**REQUIREMENT:**
Your task is to locate every line holding the string "ylabel" and to copy each of them.

**AVAILABLE DATA:**

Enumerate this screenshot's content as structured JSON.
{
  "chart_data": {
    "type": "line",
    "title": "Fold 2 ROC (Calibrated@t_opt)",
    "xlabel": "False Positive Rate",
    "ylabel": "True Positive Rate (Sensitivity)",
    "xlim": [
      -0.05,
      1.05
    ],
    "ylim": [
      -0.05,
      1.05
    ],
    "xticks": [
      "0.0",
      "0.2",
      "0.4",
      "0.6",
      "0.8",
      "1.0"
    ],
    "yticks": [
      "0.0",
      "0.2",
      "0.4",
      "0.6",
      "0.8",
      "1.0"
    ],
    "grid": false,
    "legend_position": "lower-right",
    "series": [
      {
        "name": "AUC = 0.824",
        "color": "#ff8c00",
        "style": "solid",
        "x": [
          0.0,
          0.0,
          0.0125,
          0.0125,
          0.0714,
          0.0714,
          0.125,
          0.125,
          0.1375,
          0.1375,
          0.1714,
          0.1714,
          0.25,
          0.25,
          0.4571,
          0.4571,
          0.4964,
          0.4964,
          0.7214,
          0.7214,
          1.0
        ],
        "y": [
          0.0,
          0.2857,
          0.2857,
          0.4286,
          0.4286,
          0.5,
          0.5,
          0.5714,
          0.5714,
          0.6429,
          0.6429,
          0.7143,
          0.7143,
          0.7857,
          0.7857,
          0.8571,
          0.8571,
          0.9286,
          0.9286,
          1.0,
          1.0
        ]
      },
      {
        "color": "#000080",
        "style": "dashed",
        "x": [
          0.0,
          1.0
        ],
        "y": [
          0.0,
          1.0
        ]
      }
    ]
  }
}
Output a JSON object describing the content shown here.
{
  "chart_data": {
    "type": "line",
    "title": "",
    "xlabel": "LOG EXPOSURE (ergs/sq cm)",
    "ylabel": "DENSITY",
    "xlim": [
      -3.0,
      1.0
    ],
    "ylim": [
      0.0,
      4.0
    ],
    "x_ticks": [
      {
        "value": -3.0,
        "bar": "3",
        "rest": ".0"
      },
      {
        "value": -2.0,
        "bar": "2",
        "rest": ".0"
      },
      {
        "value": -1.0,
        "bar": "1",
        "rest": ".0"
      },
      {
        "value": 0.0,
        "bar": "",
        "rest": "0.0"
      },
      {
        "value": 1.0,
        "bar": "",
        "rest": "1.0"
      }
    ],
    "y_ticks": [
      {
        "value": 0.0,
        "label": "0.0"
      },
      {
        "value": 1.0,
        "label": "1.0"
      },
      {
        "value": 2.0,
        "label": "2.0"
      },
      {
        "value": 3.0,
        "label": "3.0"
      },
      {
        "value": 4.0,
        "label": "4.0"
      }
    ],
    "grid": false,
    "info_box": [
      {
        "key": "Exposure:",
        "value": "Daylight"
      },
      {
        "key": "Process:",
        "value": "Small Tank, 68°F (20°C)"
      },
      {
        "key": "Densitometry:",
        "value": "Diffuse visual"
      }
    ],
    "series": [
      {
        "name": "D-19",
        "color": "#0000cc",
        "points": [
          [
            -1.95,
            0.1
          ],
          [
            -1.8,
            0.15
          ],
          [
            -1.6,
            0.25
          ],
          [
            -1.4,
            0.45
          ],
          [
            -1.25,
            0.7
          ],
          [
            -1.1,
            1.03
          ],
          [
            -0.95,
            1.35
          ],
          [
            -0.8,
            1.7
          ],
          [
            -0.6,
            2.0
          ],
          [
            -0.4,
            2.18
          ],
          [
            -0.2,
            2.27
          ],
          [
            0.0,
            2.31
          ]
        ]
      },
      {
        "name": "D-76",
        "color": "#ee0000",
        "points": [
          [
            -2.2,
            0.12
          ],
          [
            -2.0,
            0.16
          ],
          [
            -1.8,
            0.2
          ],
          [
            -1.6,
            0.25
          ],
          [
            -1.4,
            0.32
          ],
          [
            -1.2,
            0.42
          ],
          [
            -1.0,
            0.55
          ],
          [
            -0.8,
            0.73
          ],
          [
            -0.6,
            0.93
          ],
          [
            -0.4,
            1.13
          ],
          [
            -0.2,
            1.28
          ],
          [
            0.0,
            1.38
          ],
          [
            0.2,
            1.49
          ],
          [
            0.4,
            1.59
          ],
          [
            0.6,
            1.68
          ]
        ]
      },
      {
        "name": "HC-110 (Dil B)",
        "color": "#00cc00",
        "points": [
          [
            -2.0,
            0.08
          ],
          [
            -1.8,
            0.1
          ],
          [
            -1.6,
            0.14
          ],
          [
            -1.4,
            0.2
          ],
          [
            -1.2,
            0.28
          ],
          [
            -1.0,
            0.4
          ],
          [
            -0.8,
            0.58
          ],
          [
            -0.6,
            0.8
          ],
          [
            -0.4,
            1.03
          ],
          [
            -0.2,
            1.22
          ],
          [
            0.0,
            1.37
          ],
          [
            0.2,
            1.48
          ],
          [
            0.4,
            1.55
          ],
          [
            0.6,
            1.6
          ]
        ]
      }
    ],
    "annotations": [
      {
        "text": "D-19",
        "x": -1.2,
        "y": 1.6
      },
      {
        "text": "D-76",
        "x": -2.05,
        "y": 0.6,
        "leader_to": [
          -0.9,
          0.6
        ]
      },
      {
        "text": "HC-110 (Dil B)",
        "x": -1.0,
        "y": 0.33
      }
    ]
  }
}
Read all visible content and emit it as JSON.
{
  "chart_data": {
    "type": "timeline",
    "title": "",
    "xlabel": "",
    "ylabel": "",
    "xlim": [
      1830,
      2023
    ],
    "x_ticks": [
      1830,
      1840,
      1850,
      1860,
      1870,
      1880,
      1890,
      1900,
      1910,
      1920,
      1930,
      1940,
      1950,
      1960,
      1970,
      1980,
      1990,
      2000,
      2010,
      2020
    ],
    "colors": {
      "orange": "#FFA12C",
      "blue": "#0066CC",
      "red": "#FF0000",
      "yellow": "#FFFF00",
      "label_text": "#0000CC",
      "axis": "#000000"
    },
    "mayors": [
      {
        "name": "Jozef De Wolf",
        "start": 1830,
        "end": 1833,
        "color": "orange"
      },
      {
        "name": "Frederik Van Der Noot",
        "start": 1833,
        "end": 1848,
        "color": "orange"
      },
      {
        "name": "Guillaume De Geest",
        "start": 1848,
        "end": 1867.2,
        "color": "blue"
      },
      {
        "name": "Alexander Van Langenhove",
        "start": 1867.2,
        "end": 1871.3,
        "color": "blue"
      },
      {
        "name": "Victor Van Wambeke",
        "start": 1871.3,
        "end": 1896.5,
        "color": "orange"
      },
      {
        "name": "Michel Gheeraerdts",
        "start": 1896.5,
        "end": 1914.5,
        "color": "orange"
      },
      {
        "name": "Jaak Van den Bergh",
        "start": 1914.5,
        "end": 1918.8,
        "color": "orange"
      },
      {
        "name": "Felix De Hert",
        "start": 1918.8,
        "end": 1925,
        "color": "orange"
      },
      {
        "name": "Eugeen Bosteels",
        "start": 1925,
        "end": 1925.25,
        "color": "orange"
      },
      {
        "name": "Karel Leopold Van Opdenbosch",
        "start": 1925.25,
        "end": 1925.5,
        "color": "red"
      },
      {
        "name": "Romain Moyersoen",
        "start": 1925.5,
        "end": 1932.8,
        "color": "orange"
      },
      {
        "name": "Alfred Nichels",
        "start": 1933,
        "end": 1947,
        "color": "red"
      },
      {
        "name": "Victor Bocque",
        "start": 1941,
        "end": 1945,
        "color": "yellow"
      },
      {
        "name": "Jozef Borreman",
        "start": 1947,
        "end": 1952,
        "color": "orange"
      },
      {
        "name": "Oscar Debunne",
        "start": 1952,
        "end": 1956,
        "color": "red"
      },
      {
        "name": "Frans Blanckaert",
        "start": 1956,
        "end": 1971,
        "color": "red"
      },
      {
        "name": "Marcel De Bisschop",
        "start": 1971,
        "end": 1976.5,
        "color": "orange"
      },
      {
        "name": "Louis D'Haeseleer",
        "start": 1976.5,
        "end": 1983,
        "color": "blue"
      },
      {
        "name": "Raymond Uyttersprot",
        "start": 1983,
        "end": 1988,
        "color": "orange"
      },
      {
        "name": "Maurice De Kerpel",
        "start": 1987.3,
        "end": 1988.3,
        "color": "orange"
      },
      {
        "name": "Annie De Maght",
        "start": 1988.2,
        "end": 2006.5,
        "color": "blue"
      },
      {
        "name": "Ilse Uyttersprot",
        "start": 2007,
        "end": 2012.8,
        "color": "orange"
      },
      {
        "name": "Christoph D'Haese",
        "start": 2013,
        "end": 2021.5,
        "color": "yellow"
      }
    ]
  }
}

**TASK SOLUTION:**
    "ylabel": "True Positive Rate (Sensitivity)",
    "ylabel": "DENSITY",
    "ylabel": "",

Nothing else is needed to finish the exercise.